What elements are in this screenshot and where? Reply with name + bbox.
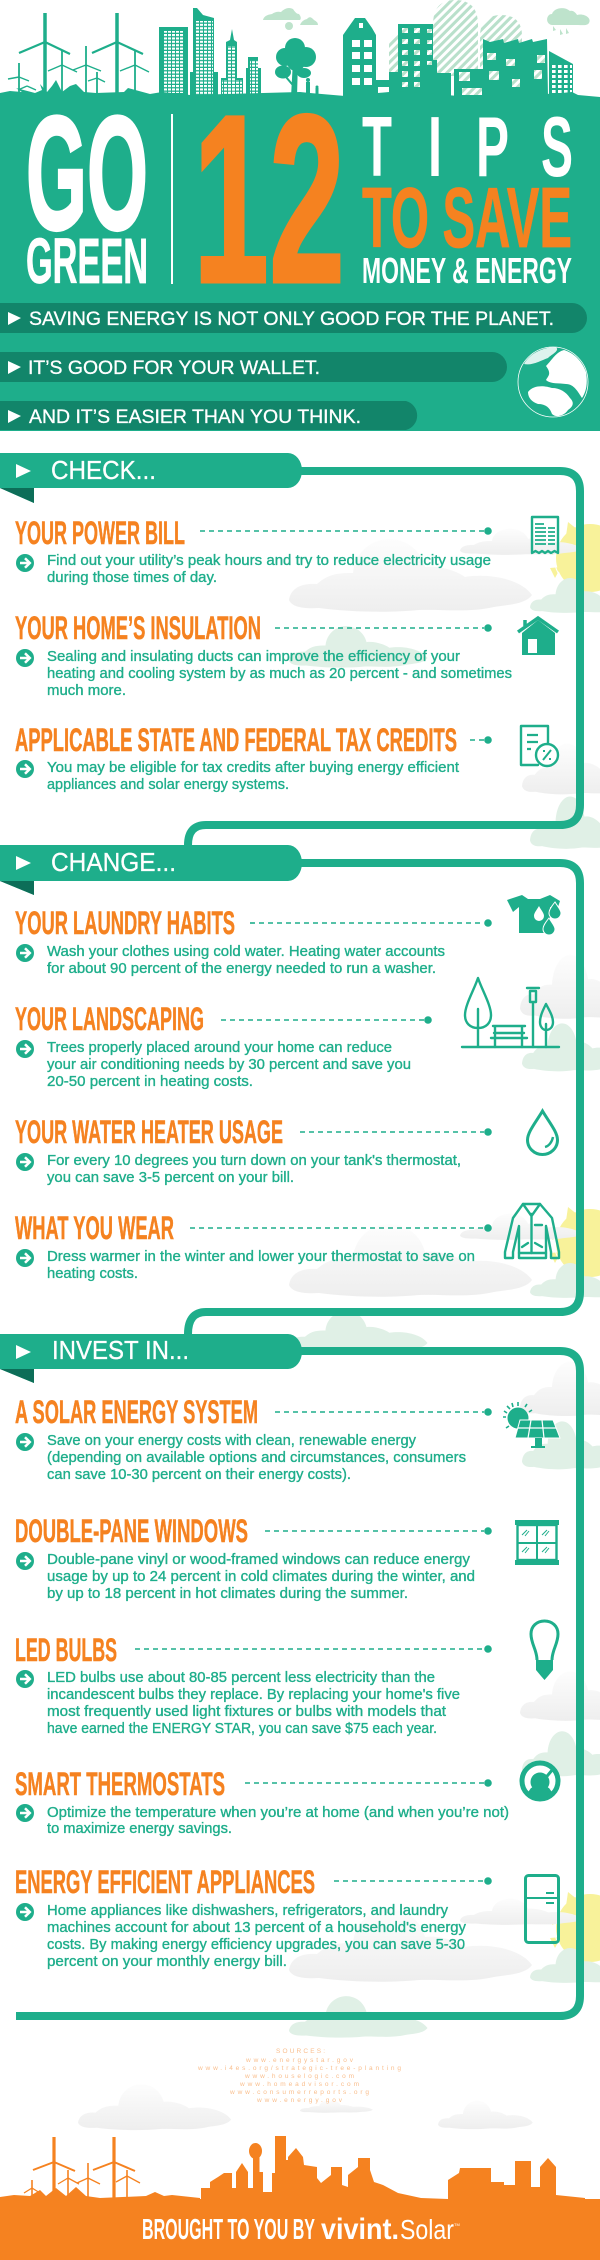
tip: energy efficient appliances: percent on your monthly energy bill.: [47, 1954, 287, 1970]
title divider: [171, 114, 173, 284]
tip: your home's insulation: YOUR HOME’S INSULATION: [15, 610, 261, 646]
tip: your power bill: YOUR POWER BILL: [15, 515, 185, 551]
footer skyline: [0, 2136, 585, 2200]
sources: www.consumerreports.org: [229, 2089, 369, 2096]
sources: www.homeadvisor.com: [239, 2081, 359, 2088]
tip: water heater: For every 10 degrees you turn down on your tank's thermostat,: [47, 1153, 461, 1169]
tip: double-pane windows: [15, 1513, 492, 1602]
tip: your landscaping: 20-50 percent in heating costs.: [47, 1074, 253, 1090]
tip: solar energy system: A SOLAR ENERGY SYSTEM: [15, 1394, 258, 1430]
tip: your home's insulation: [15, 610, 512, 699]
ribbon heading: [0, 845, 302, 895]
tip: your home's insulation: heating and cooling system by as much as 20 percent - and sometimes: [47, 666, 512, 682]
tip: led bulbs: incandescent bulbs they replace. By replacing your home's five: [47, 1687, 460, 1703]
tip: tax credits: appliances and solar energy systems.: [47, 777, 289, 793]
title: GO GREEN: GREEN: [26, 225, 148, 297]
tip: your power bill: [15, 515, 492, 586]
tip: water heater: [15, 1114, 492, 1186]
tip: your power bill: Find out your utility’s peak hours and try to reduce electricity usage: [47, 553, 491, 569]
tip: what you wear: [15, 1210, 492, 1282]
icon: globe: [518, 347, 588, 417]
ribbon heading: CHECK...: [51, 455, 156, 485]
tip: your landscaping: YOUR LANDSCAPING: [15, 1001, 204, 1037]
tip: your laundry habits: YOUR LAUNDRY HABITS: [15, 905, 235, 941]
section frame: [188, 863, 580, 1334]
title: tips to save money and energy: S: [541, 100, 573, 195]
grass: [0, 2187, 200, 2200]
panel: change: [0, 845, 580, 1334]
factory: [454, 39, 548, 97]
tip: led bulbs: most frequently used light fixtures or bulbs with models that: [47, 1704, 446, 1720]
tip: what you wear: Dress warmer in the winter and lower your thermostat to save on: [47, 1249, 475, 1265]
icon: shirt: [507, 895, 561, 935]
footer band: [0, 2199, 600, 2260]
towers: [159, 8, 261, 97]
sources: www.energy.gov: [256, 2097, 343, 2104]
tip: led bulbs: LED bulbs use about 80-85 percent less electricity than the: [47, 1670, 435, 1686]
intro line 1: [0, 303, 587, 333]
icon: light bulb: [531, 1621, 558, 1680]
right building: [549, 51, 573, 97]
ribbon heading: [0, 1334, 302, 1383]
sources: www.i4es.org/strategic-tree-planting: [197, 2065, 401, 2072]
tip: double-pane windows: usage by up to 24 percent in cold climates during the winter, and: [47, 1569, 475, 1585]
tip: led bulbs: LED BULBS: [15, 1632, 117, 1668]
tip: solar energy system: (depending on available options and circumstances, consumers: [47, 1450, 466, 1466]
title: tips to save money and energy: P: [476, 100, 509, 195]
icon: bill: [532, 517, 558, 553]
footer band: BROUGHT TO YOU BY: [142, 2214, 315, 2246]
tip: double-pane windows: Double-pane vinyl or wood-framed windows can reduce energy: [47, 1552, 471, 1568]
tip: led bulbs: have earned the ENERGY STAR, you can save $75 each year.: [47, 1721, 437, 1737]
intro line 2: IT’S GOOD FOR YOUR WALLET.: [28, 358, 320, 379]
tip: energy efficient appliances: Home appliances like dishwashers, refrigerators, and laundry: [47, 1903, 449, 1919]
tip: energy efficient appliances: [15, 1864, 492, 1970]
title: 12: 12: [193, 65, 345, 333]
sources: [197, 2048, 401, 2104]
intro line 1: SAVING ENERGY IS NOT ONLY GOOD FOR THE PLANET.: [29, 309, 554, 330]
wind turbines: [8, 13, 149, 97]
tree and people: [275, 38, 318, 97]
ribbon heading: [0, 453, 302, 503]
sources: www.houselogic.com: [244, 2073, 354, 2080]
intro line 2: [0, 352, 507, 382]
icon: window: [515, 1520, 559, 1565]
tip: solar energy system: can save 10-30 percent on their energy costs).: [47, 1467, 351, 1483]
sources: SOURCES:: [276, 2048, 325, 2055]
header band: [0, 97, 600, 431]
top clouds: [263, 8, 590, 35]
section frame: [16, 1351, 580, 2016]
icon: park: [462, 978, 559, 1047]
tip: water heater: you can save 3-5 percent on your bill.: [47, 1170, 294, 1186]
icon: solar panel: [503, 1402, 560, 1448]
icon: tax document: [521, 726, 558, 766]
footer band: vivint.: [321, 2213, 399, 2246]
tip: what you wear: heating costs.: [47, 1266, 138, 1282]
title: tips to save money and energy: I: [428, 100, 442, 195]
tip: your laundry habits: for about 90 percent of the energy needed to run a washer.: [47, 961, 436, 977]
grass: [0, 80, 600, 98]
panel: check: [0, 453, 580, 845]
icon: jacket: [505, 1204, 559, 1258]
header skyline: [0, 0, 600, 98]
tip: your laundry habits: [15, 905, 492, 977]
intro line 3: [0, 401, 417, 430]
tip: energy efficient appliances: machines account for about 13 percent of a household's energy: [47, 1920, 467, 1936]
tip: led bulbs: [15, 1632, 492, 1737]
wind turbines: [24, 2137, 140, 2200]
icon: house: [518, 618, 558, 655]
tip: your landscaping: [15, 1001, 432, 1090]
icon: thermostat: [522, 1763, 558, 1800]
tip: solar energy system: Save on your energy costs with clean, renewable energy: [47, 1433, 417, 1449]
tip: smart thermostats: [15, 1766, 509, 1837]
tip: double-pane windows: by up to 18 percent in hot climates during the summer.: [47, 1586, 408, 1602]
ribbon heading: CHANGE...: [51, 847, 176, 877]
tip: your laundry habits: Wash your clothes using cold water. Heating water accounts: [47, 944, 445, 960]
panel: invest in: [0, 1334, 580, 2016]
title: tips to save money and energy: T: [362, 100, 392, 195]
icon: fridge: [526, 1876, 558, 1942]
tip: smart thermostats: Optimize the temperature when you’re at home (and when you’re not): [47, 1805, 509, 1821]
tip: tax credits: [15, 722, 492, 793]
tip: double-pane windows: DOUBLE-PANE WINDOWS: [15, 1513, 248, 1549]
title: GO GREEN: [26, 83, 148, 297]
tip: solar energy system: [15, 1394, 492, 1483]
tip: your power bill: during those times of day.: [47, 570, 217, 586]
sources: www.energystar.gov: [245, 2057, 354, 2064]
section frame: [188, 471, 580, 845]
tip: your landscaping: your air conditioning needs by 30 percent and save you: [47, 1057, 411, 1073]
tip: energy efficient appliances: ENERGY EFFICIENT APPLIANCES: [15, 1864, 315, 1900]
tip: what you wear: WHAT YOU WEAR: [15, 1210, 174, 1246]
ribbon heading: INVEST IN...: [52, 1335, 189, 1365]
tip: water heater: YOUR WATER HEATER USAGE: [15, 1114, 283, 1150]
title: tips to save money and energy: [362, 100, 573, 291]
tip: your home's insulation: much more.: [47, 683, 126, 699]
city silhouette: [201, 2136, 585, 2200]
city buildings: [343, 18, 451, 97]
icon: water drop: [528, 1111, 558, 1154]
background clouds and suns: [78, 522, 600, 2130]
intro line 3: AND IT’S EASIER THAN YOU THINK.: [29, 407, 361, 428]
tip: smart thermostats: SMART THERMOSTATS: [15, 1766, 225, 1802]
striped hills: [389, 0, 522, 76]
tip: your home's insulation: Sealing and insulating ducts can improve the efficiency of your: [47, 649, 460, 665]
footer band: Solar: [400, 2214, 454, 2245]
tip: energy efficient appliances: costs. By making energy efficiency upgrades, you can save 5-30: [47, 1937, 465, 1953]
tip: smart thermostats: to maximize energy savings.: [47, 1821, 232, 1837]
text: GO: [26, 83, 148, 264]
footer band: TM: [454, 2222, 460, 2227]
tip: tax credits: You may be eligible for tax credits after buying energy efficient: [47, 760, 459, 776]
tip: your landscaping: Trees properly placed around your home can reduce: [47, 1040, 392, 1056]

# # # # # # #

◆ EXERCISE: Copy out the rows verbatim, starting at the line that contains "tip: energy efficient appliances: percent" and ending at the line that contains "tip: water heater: For".

◆ EXPECTED OUTPUT:
tip: energy efficient appliances: percent on your monthly energy bill.: [47, 1954, 287, 1970]
title divider: [171, 114, 173, 284]
tip: your home's insulation: YOUR HOME’S INSULATION: [15, 610, 261, 646]
tip: your power bill: YOUR POWER BILL: [15, 515, 185, 551]
footer skyline: [0, 2136, 585, 2200]
sources: www.consumerreports.org: [229, 2089, 369, 2096]
sources: www.homeadvisor.com: [239, 2081, 359, 2088]
tip: water heater: For every 10 degrees you turn down on your tank's thermostat,: [47, 1153, 461, 1169]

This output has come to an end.